Pull out every line in the data that has the string "screenshot" in it.

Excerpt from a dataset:
-- begin --

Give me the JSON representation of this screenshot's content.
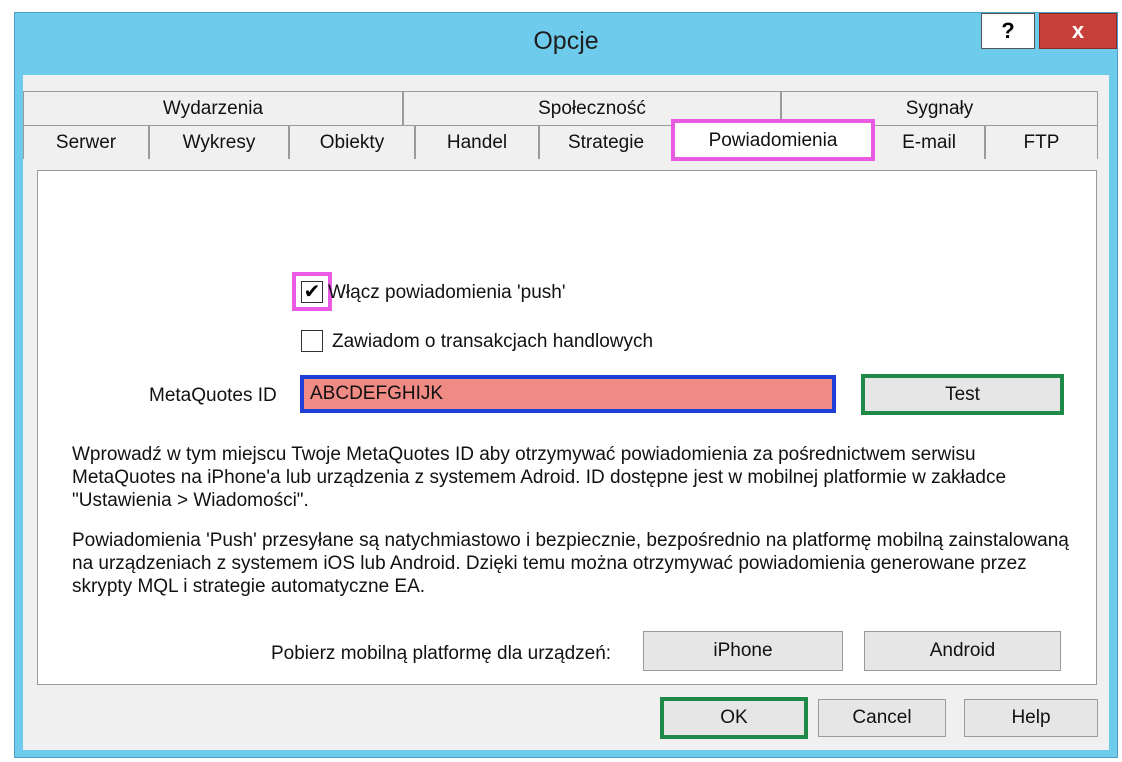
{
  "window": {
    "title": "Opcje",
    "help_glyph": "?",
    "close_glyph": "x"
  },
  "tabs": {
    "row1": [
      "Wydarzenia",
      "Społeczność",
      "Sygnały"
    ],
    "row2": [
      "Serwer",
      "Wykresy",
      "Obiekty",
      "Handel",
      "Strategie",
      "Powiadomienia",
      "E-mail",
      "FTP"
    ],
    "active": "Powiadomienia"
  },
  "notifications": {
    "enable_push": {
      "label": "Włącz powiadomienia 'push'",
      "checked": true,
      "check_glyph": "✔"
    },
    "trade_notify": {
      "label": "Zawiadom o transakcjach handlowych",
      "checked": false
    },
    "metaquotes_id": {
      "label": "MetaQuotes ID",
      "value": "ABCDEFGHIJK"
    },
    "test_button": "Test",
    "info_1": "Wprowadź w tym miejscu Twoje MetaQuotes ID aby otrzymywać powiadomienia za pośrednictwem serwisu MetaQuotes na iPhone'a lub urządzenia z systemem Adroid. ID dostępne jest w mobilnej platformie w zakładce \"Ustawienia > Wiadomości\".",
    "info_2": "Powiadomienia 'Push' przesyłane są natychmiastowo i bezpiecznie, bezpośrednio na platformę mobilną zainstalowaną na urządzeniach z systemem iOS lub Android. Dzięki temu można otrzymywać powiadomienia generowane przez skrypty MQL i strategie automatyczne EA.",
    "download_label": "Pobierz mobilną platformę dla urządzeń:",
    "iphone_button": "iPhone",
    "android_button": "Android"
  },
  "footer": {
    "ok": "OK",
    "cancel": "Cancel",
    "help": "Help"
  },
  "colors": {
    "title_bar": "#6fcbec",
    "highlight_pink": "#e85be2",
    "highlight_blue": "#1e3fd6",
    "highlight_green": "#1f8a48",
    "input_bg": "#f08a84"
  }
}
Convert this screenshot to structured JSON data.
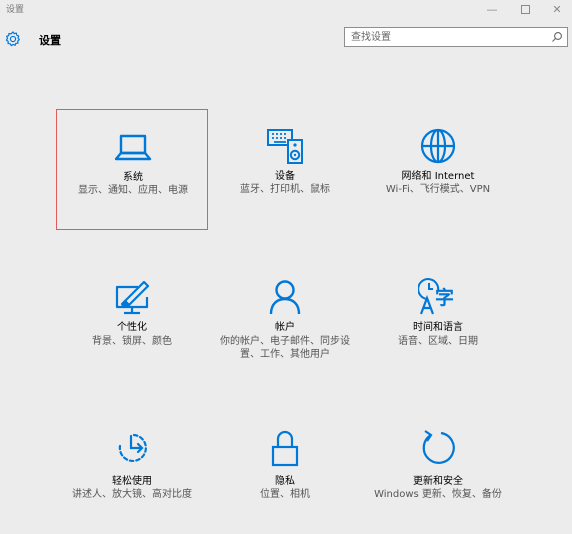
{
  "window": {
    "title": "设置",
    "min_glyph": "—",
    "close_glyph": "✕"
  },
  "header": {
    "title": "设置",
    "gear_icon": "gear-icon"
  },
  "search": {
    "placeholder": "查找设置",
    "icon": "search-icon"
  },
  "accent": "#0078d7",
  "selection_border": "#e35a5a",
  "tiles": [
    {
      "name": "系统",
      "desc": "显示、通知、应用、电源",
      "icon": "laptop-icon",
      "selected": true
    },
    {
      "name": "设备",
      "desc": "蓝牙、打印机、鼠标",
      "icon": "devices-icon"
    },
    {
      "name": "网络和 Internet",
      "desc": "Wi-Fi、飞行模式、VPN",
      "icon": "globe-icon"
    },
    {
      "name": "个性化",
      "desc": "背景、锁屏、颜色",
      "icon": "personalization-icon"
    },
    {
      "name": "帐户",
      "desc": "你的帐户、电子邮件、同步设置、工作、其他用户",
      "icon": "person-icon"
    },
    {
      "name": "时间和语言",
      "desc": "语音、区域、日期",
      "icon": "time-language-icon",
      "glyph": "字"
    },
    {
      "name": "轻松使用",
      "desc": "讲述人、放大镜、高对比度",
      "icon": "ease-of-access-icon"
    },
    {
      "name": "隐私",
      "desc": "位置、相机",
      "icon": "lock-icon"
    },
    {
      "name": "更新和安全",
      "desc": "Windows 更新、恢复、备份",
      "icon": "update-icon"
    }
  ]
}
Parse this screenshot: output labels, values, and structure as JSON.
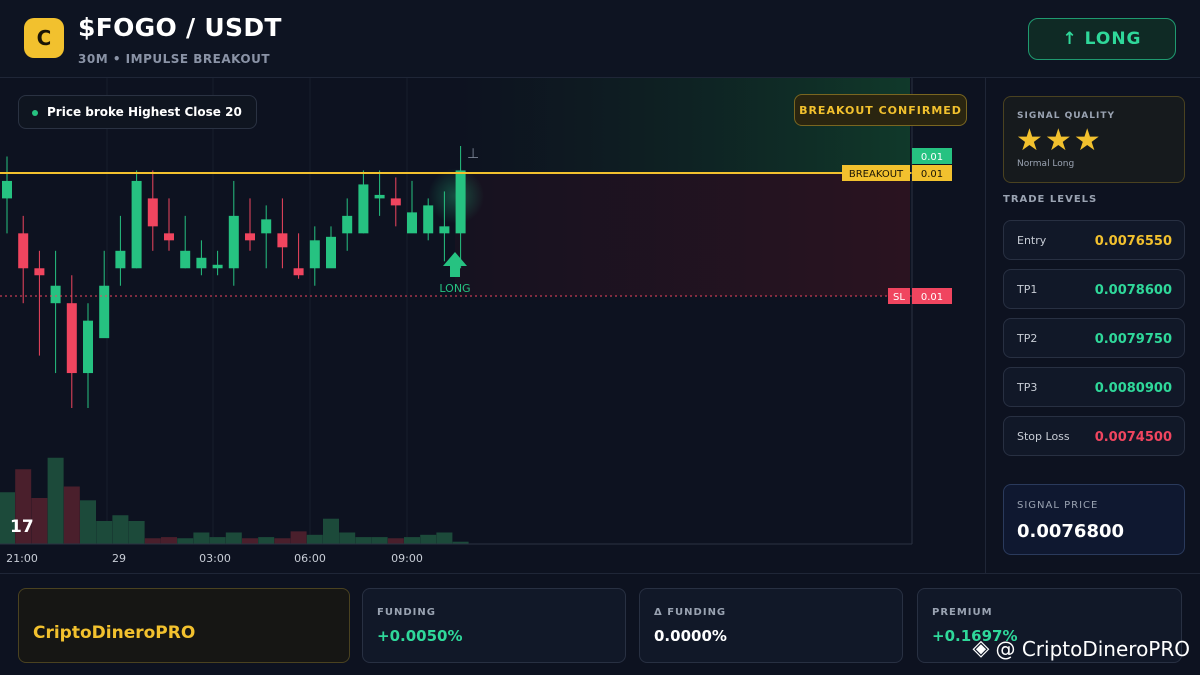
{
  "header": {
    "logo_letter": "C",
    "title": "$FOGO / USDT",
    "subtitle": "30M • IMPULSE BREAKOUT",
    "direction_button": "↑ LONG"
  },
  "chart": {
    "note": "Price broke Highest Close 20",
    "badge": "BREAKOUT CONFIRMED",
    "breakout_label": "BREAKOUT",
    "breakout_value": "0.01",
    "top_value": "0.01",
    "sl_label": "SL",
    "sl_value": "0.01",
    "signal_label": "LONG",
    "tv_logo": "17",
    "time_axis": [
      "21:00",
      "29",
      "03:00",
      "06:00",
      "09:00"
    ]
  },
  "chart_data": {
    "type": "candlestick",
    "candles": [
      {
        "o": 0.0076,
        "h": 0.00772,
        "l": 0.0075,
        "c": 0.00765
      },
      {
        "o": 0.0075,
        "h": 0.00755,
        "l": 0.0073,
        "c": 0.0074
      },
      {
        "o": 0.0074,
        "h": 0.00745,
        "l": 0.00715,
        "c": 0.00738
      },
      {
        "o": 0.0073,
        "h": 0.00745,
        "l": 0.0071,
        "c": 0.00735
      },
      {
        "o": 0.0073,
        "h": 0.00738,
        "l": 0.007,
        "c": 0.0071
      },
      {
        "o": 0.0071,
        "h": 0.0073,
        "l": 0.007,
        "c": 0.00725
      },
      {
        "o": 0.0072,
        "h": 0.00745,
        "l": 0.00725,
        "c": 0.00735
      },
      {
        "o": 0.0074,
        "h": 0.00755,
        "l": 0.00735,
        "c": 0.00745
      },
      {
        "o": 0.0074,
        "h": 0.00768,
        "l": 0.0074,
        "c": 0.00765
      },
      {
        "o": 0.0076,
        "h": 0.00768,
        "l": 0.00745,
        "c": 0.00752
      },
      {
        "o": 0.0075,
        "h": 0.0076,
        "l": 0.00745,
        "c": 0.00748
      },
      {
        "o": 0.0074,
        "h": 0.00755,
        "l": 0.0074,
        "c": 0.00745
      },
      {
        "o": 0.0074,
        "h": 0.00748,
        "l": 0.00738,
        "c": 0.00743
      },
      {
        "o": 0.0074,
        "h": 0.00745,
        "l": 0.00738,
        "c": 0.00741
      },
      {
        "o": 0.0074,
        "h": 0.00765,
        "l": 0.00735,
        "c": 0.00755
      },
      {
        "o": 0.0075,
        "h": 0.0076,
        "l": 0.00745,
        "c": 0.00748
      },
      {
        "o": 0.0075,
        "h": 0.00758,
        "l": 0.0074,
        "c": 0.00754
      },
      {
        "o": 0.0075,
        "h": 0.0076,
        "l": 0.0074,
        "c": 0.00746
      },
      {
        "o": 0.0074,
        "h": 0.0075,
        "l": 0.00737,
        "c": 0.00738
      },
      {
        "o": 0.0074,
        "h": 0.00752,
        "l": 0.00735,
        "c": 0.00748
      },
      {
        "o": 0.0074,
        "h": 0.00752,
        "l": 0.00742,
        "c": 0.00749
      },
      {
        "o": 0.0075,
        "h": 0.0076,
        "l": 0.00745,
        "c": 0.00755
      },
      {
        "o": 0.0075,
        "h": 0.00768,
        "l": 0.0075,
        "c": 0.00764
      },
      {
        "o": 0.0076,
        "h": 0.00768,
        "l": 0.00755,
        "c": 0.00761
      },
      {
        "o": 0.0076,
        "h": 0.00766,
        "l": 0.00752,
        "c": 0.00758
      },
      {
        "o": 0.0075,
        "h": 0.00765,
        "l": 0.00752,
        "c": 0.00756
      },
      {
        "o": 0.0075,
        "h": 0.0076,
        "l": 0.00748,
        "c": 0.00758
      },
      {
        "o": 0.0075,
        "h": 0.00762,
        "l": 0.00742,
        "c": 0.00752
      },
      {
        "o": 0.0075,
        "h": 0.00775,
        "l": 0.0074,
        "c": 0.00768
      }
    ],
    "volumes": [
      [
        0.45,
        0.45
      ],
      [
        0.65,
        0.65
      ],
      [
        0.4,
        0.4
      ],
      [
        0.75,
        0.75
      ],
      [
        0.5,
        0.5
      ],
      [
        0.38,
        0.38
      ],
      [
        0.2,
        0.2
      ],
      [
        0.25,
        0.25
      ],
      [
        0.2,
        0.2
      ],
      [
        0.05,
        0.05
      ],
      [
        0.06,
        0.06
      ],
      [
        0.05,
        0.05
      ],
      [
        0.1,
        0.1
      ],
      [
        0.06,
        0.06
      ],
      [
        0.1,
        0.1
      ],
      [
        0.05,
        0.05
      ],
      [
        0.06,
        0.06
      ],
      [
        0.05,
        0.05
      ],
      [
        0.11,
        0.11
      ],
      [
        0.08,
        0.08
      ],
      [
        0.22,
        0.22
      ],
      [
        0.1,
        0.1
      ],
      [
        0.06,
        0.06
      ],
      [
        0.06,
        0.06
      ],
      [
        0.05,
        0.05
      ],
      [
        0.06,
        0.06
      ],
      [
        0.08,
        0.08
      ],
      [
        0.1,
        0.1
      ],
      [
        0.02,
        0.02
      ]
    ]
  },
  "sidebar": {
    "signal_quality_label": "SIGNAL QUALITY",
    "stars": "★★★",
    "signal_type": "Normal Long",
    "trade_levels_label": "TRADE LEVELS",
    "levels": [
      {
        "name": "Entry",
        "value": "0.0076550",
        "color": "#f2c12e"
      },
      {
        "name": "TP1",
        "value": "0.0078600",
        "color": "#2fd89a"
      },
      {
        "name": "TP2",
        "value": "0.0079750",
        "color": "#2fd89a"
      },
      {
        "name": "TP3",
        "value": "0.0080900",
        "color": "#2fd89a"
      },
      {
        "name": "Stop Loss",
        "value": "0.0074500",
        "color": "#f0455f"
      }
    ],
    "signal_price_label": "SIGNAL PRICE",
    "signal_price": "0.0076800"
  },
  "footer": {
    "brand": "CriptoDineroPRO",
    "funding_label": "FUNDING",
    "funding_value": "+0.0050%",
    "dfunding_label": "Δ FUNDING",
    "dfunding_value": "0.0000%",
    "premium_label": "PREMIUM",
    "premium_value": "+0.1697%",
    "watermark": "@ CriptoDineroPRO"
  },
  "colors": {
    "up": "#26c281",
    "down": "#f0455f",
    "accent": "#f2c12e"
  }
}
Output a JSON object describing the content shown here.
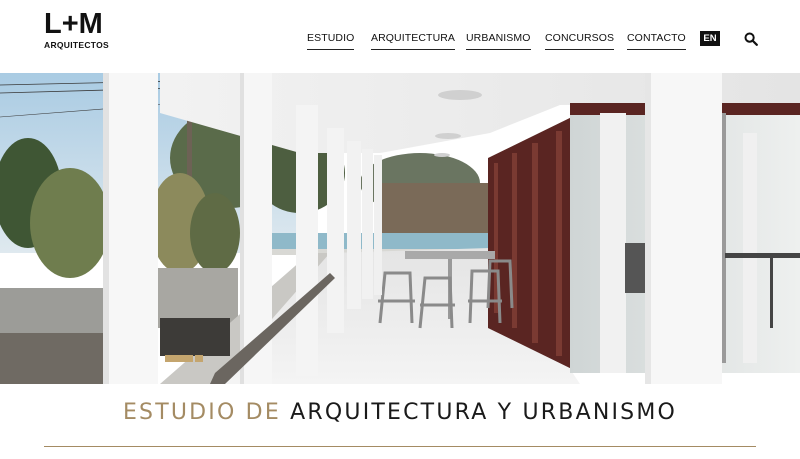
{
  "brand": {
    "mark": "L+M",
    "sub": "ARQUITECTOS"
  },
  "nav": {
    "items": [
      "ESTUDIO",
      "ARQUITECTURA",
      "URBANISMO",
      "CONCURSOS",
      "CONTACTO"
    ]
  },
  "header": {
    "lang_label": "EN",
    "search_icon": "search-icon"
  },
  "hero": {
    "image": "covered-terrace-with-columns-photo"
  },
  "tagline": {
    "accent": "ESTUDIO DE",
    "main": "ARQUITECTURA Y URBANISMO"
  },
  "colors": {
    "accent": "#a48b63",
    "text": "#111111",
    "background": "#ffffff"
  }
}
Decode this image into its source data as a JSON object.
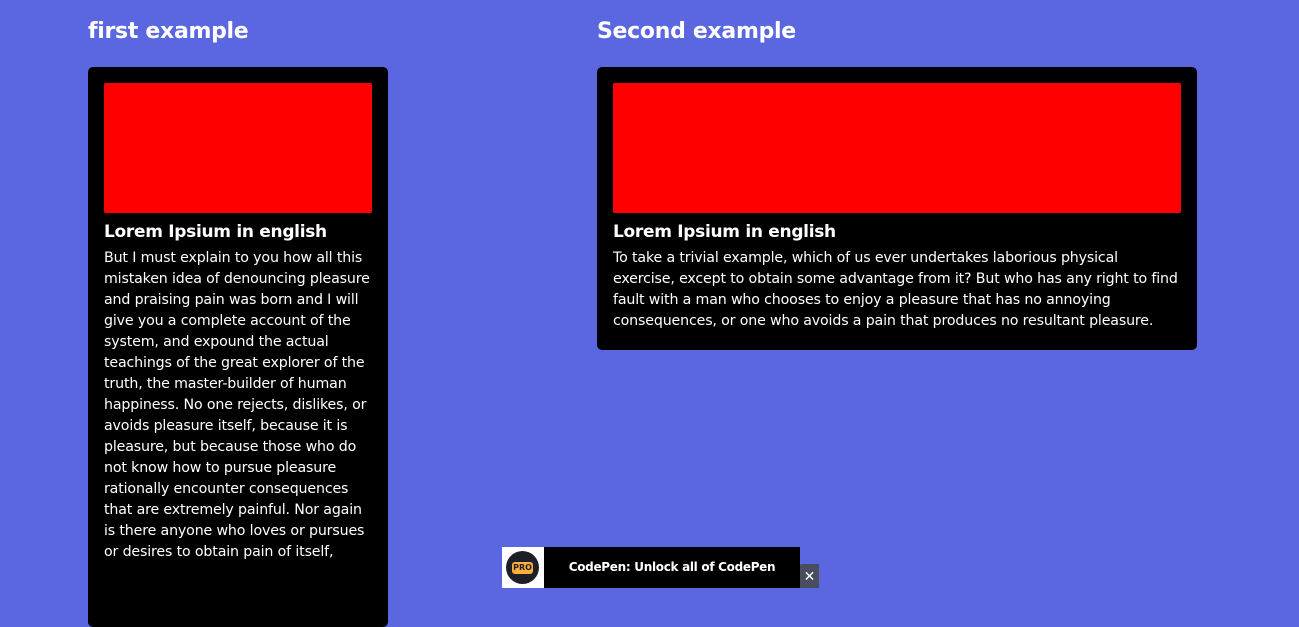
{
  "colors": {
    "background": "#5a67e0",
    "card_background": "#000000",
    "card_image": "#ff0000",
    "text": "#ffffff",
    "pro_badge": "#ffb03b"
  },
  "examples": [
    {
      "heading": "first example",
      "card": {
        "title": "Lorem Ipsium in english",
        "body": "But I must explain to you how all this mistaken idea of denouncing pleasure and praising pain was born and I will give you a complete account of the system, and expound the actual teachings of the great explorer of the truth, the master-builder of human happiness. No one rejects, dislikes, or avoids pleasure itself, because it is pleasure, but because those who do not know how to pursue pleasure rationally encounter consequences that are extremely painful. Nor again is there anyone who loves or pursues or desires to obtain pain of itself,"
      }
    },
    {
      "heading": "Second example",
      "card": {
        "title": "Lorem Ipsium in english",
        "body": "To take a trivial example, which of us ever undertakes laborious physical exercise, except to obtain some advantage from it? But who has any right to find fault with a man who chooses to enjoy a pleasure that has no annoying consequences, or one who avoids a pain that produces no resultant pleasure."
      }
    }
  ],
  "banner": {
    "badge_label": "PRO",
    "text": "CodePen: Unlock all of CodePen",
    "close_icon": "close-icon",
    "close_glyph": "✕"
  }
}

-- end --

TASK OUTPUT:
Give me the JSON representation of this screenshot's content.
Convert this screenshot to structured JSON data.
Parse this screenshot: output labels, values, and structure as JSON.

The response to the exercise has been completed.